EXERCISE PROMPT:
Find all the lines with "page" and gather them.

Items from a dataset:
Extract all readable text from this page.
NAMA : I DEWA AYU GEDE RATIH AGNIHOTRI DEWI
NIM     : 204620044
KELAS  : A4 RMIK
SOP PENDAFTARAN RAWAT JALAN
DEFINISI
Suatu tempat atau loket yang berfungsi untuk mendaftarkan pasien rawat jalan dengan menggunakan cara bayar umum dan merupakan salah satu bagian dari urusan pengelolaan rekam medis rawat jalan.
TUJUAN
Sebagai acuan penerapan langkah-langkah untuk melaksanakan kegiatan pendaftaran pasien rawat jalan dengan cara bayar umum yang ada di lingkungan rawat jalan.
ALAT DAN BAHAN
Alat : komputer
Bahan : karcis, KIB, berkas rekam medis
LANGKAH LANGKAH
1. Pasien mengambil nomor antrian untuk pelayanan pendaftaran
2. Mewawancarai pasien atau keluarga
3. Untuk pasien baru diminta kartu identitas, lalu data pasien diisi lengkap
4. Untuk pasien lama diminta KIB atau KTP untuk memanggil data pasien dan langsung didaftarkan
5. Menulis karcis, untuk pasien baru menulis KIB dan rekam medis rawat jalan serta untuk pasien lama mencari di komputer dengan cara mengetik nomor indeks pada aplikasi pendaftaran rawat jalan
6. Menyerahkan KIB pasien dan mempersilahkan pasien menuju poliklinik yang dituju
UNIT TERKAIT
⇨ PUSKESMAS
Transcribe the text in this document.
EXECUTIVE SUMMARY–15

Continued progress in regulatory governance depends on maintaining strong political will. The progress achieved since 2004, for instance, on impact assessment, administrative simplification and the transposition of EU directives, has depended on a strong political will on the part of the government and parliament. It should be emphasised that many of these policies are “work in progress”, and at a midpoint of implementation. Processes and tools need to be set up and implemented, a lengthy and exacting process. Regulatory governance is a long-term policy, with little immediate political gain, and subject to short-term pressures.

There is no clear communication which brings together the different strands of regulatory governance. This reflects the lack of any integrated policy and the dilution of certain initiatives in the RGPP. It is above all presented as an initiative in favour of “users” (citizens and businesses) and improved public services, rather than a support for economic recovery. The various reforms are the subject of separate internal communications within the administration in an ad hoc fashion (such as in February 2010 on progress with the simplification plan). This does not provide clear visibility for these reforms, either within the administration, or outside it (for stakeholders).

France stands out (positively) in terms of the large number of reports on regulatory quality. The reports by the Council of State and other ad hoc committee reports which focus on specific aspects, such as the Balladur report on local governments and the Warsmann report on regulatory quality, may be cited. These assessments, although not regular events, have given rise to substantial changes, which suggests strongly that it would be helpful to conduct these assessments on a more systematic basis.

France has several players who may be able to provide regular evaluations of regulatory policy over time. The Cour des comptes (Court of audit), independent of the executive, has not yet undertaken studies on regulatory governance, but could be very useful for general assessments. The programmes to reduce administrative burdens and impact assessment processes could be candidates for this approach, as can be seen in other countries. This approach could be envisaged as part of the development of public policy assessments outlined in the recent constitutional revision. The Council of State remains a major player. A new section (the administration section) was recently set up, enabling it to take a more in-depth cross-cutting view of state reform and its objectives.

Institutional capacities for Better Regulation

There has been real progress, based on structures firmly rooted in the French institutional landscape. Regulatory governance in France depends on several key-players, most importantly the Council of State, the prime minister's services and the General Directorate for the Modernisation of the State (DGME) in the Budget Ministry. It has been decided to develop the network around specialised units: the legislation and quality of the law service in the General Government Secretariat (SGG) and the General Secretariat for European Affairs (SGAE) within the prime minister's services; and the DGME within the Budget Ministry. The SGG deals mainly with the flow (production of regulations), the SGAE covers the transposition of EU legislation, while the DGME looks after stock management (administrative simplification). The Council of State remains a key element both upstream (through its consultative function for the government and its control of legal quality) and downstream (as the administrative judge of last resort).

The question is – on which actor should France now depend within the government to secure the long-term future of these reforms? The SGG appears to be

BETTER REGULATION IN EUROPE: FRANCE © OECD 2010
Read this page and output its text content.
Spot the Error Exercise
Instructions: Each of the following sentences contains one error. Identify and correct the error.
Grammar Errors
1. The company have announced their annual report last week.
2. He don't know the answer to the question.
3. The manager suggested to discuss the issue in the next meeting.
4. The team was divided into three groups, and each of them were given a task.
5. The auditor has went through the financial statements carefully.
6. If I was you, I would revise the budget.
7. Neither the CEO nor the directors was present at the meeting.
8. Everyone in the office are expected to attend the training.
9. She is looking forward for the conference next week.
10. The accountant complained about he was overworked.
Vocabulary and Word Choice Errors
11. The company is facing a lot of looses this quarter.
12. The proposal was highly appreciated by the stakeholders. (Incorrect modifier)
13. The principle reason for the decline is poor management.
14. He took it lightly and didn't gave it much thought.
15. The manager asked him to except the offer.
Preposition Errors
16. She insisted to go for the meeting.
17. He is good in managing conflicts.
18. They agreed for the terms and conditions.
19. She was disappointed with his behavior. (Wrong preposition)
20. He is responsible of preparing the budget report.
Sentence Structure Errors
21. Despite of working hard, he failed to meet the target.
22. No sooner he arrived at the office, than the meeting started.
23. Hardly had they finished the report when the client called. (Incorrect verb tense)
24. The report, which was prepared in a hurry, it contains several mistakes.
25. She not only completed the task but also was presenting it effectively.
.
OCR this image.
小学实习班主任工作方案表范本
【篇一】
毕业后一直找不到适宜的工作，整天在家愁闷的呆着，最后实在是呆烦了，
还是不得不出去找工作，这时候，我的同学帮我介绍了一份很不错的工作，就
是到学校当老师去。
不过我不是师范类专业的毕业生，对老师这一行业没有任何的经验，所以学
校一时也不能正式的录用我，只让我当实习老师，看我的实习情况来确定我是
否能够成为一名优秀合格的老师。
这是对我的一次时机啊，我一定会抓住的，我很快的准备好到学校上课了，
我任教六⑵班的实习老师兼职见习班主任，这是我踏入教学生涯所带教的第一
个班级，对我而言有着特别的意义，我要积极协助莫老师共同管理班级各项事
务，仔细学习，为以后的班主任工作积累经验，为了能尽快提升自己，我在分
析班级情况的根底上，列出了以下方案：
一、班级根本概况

RESPONSE TO THIS TASK:
Extract all readable text from this page.
Read this page and output its text content.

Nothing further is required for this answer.